### OBJECTIVE
Print the records again, character for character.

### RECORD EXCERPTS
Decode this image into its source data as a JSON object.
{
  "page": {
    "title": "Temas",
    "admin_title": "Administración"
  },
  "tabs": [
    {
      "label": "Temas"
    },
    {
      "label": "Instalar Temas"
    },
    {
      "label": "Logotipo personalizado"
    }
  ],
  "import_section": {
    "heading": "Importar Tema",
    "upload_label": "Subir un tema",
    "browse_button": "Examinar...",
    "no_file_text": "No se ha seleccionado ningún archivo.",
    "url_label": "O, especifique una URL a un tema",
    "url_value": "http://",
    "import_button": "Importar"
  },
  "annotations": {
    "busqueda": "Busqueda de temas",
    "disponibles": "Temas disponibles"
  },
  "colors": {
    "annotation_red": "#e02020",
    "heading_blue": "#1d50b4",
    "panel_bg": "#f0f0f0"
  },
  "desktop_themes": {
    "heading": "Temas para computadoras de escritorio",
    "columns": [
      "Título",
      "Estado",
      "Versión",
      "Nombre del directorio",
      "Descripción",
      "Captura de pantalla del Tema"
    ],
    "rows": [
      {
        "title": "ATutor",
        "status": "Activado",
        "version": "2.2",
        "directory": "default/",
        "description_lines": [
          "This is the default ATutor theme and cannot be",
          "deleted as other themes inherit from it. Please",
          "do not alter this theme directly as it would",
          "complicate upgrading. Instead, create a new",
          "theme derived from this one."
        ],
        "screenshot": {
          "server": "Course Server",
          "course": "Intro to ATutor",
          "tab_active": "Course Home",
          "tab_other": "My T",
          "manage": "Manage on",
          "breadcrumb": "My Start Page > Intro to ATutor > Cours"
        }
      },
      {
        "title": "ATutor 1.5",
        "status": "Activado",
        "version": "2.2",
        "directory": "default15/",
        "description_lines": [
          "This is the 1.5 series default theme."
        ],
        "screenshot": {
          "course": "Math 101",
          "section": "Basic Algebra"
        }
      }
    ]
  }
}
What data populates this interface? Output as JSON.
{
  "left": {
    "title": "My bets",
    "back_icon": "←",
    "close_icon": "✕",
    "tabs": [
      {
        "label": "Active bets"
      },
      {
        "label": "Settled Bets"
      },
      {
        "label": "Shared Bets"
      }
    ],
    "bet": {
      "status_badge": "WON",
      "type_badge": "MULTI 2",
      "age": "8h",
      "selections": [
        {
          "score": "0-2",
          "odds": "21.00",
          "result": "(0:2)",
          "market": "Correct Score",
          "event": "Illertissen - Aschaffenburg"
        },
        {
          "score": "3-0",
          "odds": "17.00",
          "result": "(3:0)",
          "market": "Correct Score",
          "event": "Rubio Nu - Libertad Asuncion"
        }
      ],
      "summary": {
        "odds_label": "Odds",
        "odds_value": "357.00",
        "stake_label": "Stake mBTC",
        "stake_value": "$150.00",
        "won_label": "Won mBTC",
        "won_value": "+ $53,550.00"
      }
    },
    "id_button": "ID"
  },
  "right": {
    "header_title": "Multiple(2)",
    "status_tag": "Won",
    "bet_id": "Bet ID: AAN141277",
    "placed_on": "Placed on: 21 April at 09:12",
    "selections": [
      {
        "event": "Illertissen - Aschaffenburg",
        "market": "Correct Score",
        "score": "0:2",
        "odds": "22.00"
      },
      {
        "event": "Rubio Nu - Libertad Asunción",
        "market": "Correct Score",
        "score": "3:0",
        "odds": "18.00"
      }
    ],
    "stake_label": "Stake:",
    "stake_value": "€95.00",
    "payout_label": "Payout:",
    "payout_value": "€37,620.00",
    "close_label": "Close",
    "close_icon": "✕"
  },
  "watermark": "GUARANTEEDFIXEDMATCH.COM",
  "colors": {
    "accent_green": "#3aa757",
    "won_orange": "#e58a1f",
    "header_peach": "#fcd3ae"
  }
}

### OUTPUT OF THE TASK
Decode this image into its source data as a JSON object.
{
  "page": {
    "title": "Temas",
    "admin_title": "Administración"
  },
  "tabs": [
    {
      "label": "Temas"
    },
    {
      "label": "Instalar Temas"
    },
    {
      "label": "Logotipo personalizado"
    }
  ],
  "import_section": {
    "heading": "Importar Tema",
    "upload_label": "Subir un tema",
    "browse_button": "Examinar...",
    "no_file_text": "No se ha seleccionado ningún archivo.",
    "url_label": "O, especifique una URL a un tema",
    "url_value": "http://",
    "import_button": "Importar"
  },
  "annotations": {
    "busqueda": "Busqueda de temas",
    "disponibles": "Temas disponibles"
  },
  "colors": {
    "annotation_red": "#e02020",
    "heading_blue": "#1d50b4",
    "panel_bg": "#f0f0f0"
  },
  "desktop_themes": {
    "heading": "Temas para computadoras de escritorio",
    "columns": [
      "Título",
      "Estado",
      "Versión",
      "Nombre del directorio",
      "Descripción",
      "Captura de pantalla del Tema"
    ],
    "rows": [
      {
        "title": "ATutor",
        "status": "Activado",
        "version": "2.2",
        "directory": "default/",
        "description_lines": [
          "This is the default ATutor theme and cannot be",
          "deleted as other themes inherit from it. Please",
          "do not alter this theme directly as it would",
          "complicate upgrading. Instead, create a new",
          "theme derived from this one."
        ],
        "screenshot": {
          "server": "Course Server",
          "course": "Intro to ATutor",
          "tab_active": "Course Home",
          "tab_other": "My T",
          "manage": "Manage on",
          "breadcrumb": "My Start Page > Intro to ATutor > Cours"
        }
      },
      {
        "title": "ATutor 1.5",
        "status": "Activado",
        "version": "2.2",
        "directory": "default15/",
        "description_lines": [
          "This is the 1.5 series default theme."
        ],
        "screenshot": {
          "course": "Math 101",
          "section": "Basic Algebra"
        }
      }
    ]
  }
}
What data populates this interface? Output as JSON.
{
  "left": {
    "title": "My bets",
    "back_icon": "←",
    "close_icon": "✕",
    "tabs": [
      {
        "label": "Active bets"
      },
      {
        "label": "Settled Bets"
      },
      {
        "label": "Shared Bets"
      }
    ],
    "bet": {
      "status_badge": "WON",
      "type_badge": "MULTI 2",
      "age": "8h",
      "selections": [
        {
          "score": "0-2",
          "odds": "21.00",
          "result": "(0:2)",
          "market": "Correct Score",
          "event": "Illertissen - Aschaffenburg"
        },
        {
          "score": "3-0",
          "odds": "17.00",
          "result": "(3:0)",
          "market": "Correct Score",
          "event": "Rubio Nu - Libertad Asuncion"
        }
      ],
      "summary": {
        "odds_label": "Odds",
        "odds_value": "357.00",
        "stake_label": "Stake mBTC",
        "stake_value": "$150.00",
        "won_label": "Won mBTC",
        "won_value": "+ $53,550.00"
      }
    },
    "id_button": "ID"
  },
  "right": {
    "header_title": "Multiple(2)",
    "status_tag": "Won",
    "bet_id": "Bet ID: AAN141277",
    "placed_on": "Placed on: 21 April at 09:12",
    "selections": [
      {
        "event": "Illertissen - Aschaffenburg",
        "market": "Correct Score",
        "score": "0:2",
        "odds": "22.00"
      },
      {
        "event": "Rubio Nu - Libertad Asunción",
        "market": "Correct Score",
        "score": "3:0",
        "odds": "18.00"
      }
    ],
    "stake_label": "Stake:",
    "stake_value": "€95.00",
    "payout_label": "Payout:",
    "payout_value": "€37,620.00",
    "close_label": "Close",
    "close_icon": "✕"
  },
  "watermark": "GUARANTEEDFIXEDMATCH.COM",
  "colors": {
    "accent_green": "#3aa757",
    "won_orange": "#e58a1f",
    "header_peach": "#fcd3ae"
  }
}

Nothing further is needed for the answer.